▸ The exercise
Keep only the lines where "Scan" appears.

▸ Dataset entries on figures
-- START --

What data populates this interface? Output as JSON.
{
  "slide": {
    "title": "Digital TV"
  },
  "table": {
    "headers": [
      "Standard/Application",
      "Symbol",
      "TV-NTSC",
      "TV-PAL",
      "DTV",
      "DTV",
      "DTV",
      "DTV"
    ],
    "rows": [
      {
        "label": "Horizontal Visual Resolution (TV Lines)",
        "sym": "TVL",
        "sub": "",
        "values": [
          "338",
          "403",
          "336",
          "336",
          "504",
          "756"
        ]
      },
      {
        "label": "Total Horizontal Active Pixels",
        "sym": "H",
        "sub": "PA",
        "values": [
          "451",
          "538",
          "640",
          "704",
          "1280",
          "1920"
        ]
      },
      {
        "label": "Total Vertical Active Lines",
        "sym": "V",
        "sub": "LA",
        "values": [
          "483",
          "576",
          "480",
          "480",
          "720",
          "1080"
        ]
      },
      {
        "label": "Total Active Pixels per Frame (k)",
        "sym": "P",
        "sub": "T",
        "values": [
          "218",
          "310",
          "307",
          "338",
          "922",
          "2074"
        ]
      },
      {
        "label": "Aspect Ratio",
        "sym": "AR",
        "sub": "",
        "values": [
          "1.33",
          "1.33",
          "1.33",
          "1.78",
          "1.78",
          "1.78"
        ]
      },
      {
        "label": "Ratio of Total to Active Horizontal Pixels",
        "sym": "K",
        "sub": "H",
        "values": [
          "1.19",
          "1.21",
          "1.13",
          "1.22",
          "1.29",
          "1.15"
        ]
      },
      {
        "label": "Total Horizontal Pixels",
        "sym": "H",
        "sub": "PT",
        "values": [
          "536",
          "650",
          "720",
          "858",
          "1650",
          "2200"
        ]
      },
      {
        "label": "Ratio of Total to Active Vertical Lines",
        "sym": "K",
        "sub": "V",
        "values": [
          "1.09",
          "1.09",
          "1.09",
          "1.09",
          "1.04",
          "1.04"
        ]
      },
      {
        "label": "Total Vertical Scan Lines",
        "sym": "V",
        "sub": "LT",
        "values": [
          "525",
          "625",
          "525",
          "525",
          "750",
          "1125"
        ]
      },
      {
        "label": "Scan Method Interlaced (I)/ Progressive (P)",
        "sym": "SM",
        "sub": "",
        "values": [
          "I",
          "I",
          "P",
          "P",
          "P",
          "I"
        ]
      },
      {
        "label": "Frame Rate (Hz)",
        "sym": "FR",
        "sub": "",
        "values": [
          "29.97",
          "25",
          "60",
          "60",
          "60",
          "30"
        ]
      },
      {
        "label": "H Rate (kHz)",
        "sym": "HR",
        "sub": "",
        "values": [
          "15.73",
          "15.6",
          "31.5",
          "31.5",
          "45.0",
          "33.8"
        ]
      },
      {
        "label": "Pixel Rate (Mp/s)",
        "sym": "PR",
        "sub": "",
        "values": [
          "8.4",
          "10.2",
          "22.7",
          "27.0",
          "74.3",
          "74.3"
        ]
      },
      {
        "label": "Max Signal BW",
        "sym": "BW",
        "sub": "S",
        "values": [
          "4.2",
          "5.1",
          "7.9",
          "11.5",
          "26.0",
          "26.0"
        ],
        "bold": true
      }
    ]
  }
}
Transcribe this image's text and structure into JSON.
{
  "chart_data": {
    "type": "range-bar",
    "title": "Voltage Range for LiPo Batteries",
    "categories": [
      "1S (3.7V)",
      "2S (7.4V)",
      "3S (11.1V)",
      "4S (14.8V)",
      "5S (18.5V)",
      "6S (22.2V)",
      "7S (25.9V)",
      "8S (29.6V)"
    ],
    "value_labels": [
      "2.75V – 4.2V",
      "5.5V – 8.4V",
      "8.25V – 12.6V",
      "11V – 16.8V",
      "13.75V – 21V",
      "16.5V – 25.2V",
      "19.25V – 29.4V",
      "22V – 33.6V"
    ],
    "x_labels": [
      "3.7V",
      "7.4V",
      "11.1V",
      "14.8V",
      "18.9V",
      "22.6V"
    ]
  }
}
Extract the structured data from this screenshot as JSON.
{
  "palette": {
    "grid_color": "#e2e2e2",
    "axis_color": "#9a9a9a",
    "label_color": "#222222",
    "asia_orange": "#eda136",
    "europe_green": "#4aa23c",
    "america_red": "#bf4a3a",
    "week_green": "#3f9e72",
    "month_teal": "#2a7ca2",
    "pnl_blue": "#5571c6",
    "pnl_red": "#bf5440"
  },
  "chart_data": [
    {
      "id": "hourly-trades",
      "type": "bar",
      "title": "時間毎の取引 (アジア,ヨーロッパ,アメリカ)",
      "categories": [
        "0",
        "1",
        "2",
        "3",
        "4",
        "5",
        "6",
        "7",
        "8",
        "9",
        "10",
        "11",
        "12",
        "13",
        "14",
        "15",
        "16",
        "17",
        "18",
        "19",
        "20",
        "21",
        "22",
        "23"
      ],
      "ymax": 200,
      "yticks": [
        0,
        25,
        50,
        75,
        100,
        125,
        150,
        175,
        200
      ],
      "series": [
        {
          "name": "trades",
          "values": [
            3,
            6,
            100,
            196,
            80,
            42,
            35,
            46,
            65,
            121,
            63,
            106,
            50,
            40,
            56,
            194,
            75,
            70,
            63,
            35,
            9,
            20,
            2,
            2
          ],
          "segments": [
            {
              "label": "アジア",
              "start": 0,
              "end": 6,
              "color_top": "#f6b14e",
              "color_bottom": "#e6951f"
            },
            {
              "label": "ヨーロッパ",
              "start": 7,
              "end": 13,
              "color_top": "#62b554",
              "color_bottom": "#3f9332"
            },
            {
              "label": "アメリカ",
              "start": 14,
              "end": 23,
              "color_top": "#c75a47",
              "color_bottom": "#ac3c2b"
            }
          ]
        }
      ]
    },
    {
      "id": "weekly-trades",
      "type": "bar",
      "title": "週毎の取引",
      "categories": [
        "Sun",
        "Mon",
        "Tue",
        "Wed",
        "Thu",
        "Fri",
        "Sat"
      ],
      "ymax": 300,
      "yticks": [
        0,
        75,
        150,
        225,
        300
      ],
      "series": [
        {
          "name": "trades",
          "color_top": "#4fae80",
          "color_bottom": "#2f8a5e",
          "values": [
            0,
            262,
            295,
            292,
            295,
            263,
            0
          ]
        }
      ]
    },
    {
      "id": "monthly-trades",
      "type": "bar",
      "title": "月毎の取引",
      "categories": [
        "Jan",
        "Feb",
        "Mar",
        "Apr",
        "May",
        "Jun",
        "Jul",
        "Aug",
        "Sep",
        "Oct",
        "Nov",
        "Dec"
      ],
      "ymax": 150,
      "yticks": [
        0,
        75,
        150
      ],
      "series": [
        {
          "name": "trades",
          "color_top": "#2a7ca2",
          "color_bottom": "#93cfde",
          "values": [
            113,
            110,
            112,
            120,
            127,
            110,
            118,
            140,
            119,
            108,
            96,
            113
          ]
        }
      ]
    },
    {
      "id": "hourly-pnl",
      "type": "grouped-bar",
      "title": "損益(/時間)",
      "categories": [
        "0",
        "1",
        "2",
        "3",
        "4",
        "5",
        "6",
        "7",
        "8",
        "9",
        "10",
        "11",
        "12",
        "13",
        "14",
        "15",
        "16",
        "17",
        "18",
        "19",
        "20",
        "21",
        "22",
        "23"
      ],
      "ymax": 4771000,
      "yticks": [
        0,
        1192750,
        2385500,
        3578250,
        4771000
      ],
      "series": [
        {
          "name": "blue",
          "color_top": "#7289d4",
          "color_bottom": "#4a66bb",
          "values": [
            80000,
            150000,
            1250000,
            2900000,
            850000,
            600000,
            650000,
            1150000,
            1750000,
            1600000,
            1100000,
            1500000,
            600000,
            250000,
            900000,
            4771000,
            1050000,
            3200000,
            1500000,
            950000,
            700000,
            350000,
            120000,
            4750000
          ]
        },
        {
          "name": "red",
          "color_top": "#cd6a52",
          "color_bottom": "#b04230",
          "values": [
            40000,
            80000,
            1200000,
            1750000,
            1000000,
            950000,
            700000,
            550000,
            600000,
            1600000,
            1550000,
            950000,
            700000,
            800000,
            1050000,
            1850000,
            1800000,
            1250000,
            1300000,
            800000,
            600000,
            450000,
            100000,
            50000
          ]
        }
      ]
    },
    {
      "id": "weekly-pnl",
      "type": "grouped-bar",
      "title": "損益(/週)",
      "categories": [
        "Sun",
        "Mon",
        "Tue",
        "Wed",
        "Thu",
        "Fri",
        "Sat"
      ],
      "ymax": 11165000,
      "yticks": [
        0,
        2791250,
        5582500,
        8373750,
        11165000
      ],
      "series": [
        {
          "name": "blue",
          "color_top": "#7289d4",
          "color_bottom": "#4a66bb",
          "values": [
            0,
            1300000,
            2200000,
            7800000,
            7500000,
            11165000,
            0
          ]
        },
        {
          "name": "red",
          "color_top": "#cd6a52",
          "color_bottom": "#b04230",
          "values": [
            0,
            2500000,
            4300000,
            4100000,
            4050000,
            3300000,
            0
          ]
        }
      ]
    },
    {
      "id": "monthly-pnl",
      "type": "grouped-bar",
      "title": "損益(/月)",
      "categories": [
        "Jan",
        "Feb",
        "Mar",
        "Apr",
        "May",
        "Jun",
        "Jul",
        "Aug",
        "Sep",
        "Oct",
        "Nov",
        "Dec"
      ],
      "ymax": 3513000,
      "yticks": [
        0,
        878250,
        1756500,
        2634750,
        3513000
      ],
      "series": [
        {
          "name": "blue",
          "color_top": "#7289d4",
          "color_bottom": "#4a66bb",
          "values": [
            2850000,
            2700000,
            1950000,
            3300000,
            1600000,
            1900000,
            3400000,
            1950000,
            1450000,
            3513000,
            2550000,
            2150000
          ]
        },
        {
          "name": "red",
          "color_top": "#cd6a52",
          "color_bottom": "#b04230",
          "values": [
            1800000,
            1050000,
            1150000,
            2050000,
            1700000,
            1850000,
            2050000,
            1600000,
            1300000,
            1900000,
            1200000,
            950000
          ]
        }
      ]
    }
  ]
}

-- END --

▸ Correct response
        "label": "Total Vertical Scan Lines",
        "label": "Scan Method Interlaced (I)/ Progressive (P)",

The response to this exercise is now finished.